PROBLEM STATEMENT: Gather every line from the entries below that includes "name".

EXTRACTED RECORDS:
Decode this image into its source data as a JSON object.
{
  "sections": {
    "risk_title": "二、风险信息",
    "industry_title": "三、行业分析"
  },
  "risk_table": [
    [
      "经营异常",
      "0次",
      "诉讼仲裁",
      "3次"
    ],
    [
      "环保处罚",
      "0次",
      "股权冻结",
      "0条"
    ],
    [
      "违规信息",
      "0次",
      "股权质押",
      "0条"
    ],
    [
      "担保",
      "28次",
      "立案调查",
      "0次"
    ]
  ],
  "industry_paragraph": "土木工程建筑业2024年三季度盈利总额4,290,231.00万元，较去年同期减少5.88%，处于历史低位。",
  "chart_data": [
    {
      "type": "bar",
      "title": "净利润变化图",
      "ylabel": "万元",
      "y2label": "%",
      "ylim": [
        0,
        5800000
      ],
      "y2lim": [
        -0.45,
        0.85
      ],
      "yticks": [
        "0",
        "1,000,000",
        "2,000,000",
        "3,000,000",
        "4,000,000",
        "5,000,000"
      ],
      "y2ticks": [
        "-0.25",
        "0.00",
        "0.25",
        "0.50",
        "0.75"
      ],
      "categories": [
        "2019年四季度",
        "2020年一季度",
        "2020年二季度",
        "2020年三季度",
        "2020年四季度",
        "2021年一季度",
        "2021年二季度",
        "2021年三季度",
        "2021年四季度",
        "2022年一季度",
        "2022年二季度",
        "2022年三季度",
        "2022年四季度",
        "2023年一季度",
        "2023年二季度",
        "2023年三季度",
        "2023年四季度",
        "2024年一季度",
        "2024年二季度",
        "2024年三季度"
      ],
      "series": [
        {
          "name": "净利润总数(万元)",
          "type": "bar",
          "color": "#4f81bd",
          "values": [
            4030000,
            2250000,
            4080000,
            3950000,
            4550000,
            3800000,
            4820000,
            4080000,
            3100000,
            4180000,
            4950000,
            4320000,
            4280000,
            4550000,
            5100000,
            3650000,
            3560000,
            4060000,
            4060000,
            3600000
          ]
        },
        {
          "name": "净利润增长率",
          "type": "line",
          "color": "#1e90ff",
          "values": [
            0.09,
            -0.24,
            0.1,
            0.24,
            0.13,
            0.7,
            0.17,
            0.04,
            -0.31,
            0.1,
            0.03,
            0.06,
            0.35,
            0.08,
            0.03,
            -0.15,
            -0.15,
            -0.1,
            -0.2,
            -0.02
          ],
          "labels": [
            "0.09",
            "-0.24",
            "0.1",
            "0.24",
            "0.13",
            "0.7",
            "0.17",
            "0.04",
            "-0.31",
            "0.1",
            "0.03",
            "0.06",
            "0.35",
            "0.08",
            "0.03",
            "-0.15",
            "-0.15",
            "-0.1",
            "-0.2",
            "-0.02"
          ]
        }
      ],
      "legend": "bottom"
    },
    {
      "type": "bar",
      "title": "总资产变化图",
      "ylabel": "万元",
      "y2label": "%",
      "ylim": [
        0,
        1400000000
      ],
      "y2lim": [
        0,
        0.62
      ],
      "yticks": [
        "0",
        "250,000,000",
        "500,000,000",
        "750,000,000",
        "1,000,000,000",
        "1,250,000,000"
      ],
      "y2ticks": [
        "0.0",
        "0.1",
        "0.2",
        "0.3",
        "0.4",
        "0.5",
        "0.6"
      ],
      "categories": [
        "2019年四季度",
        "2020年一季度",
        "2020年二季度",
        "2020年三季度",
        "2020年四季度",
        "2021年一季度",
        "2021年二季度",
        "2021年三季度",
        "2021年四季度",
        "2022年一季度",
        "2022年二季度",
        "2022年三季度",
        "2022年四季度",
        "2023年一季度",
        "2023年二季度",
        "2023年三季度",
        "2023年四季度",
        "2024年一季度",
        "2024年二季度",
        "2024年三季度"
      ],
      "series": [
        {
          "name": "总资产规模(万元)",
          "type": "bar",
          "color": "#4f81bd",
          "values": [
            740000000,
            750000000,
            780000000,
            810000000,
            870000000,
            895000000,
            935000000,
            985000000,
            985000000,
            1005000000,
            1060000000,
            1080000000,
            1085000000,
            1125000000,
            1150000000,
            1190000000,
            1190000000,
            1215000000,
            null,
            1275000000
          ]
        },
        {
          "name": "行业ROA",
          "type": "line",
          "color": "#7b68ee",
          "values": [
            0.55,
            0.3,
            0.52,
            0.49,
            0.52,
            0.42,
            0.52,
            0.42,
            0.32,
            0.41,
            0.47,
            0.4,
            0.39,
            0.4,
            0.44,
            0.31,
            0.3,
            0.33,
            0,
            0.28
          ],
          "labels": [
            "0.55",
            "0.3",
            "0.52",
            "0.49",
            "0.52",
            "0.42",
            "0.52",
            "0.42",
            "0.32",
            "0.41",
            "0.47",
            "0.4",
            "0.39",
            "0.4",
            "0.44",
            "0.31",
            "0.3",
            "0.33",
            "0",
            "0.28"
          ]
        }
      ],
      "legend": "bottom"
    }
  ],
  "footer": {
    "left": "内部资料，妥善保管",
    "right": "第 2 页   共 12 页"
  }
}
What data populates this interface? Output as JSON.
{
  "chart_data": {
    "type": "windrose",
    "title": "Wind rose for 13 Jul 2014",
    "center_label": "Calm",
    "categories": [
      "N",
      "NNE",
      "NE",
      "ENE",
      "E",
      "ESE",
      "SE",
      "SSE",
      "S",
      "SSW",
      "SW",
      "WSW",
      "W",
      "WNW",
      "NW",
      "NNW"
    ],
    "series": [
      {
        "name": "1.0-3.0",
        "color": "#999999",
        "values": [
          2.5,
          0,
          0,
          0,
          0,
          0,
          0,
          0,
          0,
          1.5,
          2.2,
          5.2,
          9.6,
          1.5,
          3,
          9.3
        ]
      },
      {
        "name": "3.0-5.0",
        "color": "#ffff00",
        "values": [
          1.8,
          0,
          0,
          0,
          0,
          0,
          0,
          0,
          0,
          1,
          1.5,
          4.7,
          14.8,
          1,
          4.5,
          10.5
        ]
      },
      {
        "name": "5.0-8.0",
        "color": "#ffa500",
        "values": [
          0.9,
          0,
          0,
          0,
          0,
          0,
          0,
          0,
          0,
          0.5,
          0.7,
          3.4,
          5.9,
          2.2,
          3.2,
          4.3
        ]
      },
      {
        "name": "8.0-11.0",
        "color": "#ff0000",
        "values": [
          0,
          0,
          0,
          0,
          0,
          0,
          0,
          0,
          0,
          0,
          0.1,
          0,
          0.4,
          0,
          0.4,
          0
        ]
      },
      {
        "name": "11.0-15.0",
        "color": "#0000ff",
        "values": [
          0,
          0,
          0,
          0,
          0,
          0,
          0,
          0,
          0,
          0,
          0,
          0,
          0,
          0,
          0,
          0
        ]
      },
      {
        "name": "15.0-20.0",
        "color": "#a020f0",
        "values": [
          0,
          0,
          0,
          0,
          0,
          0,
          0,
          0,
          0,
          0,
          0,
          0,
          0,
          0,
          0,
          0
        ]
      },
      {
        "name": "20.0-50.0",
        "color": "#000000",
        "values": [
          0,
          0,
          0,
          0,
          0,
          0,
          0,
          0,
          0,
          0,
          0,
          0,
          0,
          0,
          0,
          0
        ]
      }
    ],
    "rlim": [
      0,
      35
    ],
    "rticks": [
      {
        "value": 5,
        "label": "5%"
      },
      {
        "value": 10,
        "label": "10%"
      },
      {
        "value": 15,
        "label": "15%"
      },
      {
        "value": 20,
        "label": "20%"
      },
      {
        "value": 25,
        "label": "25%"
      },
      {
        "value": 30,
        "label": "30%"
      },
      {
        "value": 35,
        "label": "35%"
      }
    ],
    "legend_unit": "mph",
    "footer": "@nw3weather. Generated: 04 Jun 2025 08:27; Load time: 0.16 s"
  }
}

RESULT OF THIS EXERCISE:
          "name": "净利润总数(万元)",
          "name": "净利润增长率",
          "name": "总资产规模(万元)",
          "name": "行业ROA",
        "name": "1.0-3.0",
        "name": "3.0-5.0",
        "name": "5.0-8.0",
        "name": "8.0-11.0",
        "name": "11.0-15.0",
        "name": "15.0-20.0",
        "name": "20.0-50.0",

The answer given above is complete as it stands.